▶ _WHAT TO WORK ON_
Copy out every one of the following rows word for word, leaving out the pictures.

---------- THE DATA ----------

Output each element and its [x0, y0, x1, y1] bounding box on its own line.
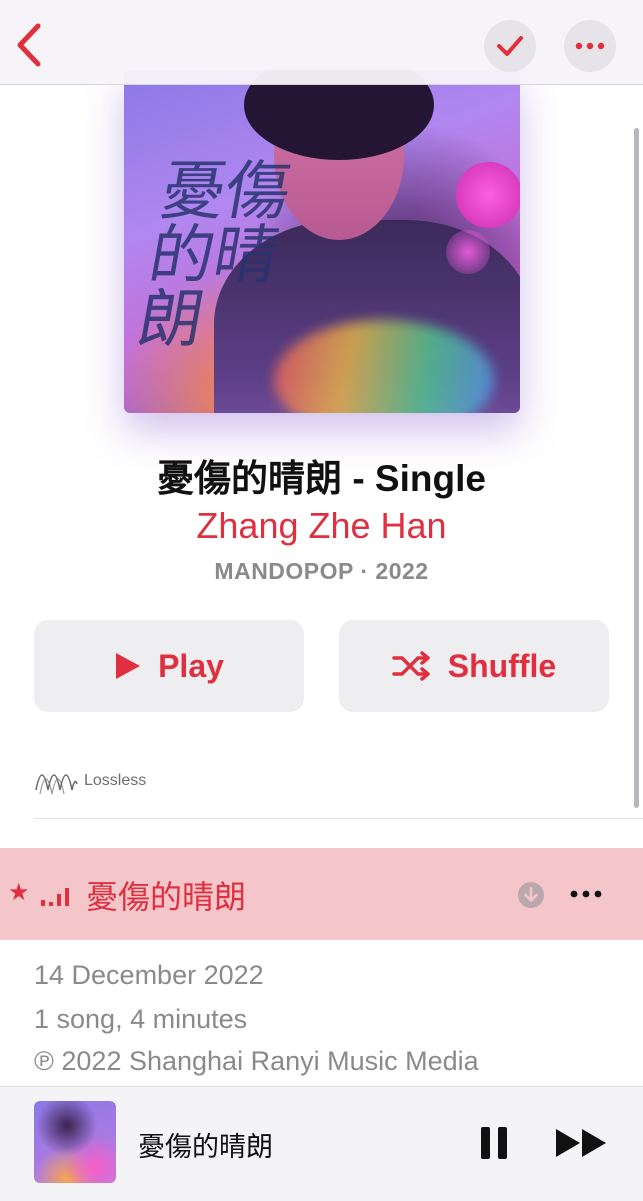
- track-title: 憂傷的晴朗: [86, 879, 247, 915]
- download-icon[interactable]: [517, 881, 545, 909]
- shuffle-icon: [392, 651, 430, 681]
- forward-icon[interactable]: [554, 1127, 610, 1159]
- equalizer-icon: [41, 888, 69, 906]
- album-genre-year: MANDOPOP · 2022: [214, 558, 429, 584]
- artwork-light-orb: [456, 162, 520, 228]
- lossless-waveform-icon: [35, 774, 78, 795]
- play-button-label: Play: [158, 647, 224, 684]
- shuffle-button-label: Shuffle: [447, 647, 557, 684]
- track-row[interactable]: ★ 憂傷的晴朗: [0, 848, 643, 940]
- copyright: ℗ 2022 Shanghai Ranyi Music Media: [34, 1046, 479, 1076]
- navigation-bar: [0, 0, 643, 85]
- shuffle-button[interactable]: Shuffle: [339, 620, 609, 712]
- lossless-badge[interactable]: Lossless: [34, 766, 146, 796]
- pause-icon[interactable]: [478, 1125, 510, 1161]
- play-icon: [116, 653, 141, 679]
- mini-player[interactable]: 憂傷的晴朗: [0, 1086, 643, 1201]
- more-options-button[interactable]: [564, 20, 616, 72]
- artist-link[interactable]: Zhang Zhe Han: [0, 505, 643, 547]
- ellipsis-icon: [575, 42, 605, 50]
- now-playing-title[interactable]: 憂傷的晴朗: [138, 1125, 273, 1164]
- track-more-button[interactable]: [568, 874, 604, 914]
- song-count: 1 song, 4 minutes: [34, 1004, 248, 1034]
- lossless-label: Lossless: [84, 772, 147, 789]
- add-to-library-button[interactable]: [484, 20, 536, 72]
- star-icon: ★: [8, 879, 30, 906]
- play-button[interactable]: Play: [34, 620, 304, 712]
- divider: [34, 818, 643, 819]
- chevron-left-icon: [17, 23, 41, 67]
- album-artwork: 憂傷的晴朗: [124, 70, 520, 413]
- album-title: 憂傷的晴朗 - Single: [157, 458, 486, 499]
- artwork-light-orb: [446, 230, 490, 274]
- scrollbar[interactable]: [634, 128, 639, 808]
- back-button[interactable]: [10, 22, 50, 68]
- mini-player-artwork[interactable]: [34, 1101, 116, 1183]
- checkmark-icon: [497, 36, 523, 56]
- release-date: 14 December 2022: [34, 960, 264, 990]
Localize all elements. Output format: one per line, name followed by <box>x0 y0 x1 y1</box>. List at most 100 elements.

----------

▶ _TASK OUTPUT_
Output each element and its [x0, y0, x1, y1] bounding box on its own line.
- track-title: 憂傷的晴朗: [86, 879, 247, 915]
- download-icon[interactable]: [517, 881, 545, 909]
- shuffle-icon: [392, 651, 430, 681]
- forward-icon[interactable]: [554, 1127, 610, 1159]
- equalizer-icon: [41, 888, 69, 906]
- album-genre-year: MANDOPOP · 2022: [214, 558, 429, 584]
- artwork-light-orb: [456, 162, 520, 228]
- lossless-waveform-icon: [35, 774, 78, 795]
- play-button-label: Play: [158, 647, 224, 684]
- shuffle-button-label: Shuffle: [447, 647, 557, 684]
- track-row[interactable]: ★ 憂傷的晴朗: [0, 848, 643, 940]
- copyright: ℗ 2022 Shanghai Ranyi Music Media: [34, 1046, 479, 1076]
- navigation-bar: [0, 0, 643, 85]
- shuffle-button[interactable]: Shuffle: [339, 620, 609, 712]
- lossless-badge[interactable]: Lossless: [34, 766, 146, 796]
- pause-icon[interactable]: [478, 1125, 510, 1161]
- play-icon: [116, 653, 141, 679]
- mini-player[interactable]: 憂傷的晴朗: [0, 1086, 643, 1201]
- more-options-button[interactable]: [564, 20, 616, 72]
- artist-link[interactable]: Zhang Zhe Han: [0, 505, 643, 547]
- ellipsis-icon: [575, 42, 605, 50]
- now-playing-title[interactable]: 憂傷的晴朗: [138, 1125, 273, 1164]
- track-more-button[interactable]: [568, 874, 604, 914]
- song-count: 1 song, 4 minutes: [34, 1004, 248, 1034]
- lossless-label: Lossless: [84, 772, 147, 789]
- add-to-library-button[interactable]: [484, 20, 536, 72]
- star-icon: ★: [8, 879, 30, 906]
- play-button[interactable]: Play: [34, 620, 304, 712]
- divider: [34, 818, 643, 819]
- chevron-left-icon: [17, 23, 41, 67]
- album-artwork: 憂傷的晴朗: [124, 70, 520, 413]
- album-title: 憂傷的晴朗 - Single: [157, 458, 486, 499]
- artwork-light-orb: [446, 230, 490, 274]
- scrollbar[interactable]: [634, 128, 639, 808]
- back-button[interactable]: [10, 22, 50, 68]
- mini-player-artwork[interactable]: [34, 1101, 116, 1183]
- checkmark-icon: [497, 36, 523, 56]
- release-date: 14 December 2022: [34, 960, 264, 990]
Localize all elements. Output format: one per line, name followed by <box>x0 y0 x1 y1</box>. List at most 100 elements.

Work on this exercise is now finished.